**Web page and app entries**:
== Segment start ==
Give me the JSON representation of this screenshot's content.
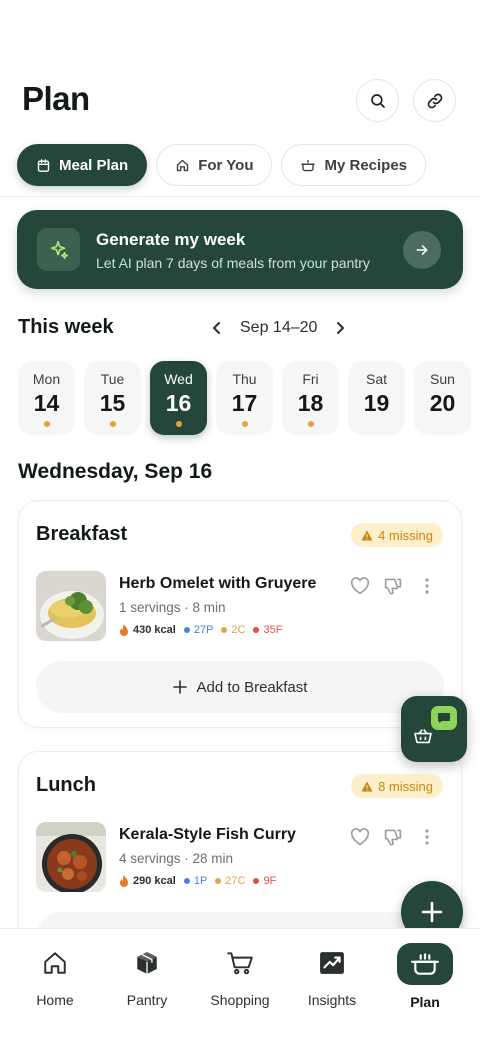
{
  "header": {
    "title": "Plan"
  },
  "tabs": [
    {
      "label": "Meal Plan",
      "icon": "calendar-icon",
      "active": true
    },
    {
      "label": "For You",
      "icon": "home-icon",
      "active": false
    },
    {
      "label": "My Recipes",
      "icon": "pot-icon",
      "active": false
    }
  ],
  "generate": {
    "title": "Generate my week",
    "subtitle": "Let AI plan 7 days of meals from your pantry"
  },
  "week": {
    "title": "This week",
    "range": "Sep 14–20",
    "days": [
      {
        "name": "Mon",
        "num": "14"
      },
      {
        "name": "Tue",
        "num": "15"
      },
      {
        "name": "Wed",
        "num": "16",
        "active": true
      },
      {
        "name": "Thu",
        "num": "17"
      },
      {
        "name": "Fri",
        "num": "18"
      },
      {
        "name": "Sat",
        "num": "19"
      },
      {
        "name": "Sun",
        "num": "20"
      }
    ]
  },
  "selected_date": "Wednesday, Sep 16",
  "meals": {
    "breakfast": {
      "title": "Breakfast",
      "missing": "4 missing",
      "recipe": {
        "name": "Herb Omelet with Gruyere",
        "meta": "1 servings · 8 min",
        "kcal": "430 kcal",
        "protein": "27P",
        "carbs": "2C",
        "fat": "35F"
      },
      "add_label": "Add to Breakfast"
    },
    "lunch": {
      "title": "Lunch",
      "missing": "8 missing",
      "recipe": {
        "name": "Kerala-Style Fish Curry",
        "meta": "4 servings · 28 min",
        "kcal": "290 kcal",
        "protein": "1P",
        "carbs": "27C",
        "fat": "9F"
      }
    }
  },
  "bottom_nav": [
    {
      "label": "Home",
      "icon": "home-icon"
    },
    {
      "label": "Pantry",
      "icon": "box-icon"
    },
    {
      "label": "Shopping",
      "icon": "cart-icon"
    },
    {
      "label": "Insights",
      "icon": "chart-icon"
    },
    {
      "label": "Plan",
      "icon": "pot-icon",
      "active": true
    }
  ],
  "colors": {
    "brand": "#25473a",
    "accent_dot": "#e5a23b",
    "missing_bg": "#fcefc9",
    "missing_text": "#c98412"
  }
}
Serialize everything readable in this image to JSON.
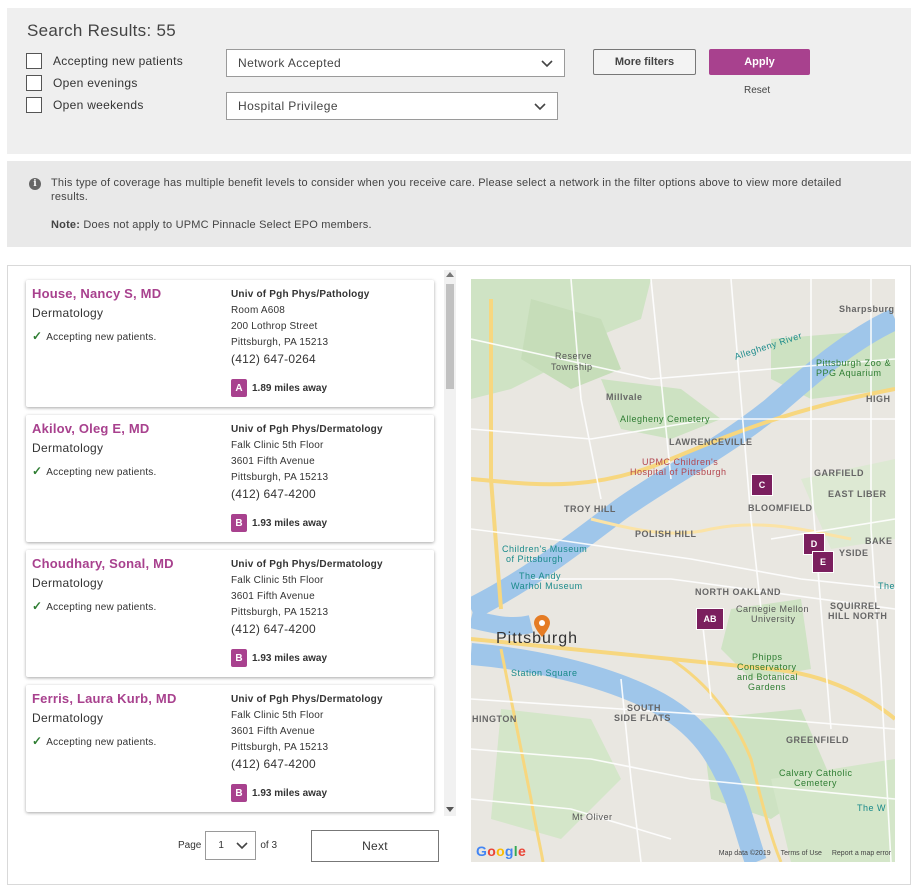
== Segment end ==
**EXERCISE REQUIREMENTS**:
Output the entries above verbatim, with no picture included.

**RESPONSE TO THIS TASK**:
Give me the JSON representation of this screenshot's content.
{
  "header": {
    "title": "Plan"
  },
  "tabs": [
    {
      "label": "Meal Plan",
      "icon": "calendar-icon",
      "active": true
    },
    {
      "label": "For You",
      "icon": "home-icon",
      "active": false
    },
    {
      "label": "My Recipes",
      "icon": "pot-icon",
      "active": false
    }
  ],
  "generate": {
    "title": "Generate my week",
    "subtitle": "Let AI plan 7 days of meals from your pantry"
  },
  "week": {
    "title": "This week",
    "range": "Sep 14–20",
    "days": [
      {
        "name": "Mon",
        "num": "14"
      },
      {
        "name": "Tue",
        "num": "15"
      },
      {
        "name": "Wed",
        "num": "16",
        "active": true
      },
      {
        "name": "Thu",
        "num": "17"
      },
      {
        "name": "Fri",
        "num": "18"
      },
      {
        "name": "Sat",
        "num": "19"
      },
      {
        "name": "Sun",
        "num": "20"
      }
    ]
  },
  "selected_date": "Wednesday, Sep 16",
  "meals": {
    "breakfast": {
      "title": "Breakfast",
      "missing": "4 missing",
      "recipe": {
        "name": "Herb Omelet with Gruyere",
        "meta": "1 servings · 8 min",
        "kcal": "430 kcal",
        "protein": "27P",
        "carbs": "2C",
        "fat": "35F"
      },
      "add_label": "Add to Breakfast"
    },
    "lunch": {
      "title": "Lunch",
      "missing": "8 missing",
      "recipe": {
        "name": "Kerala-Style Fish Curry",
        "meta": "4 servings · 28 min",
        "kcal": "290 kcal",
        "protein": "1P",
        "carbs": "27C",
        "fat": "9F"
      }
    }
  },
  "bottom_nav": [
    {
      "label": "Home",
      "icon": "home-icon"
    },
    {
      "label": "Pantry",
      "icon": "box-icon"
    },
    {
      "label": "Shopping",
      "icon": "cart-icon"
    },
    {
      "label": "Insights",
      "icon": "chart-icon"
    },
    {
      "label": "Plan",
      "icon": "pot-icon",
      "active": true
    }
  ],
  "colors": {
    "brand": "#25473a",
    "accent_dot": "#e5a23b",
    "missing_bg": "#fcefc9",
    "missing_text": "#c98412"
  }
}
Serialize everything readable in this image to JSON.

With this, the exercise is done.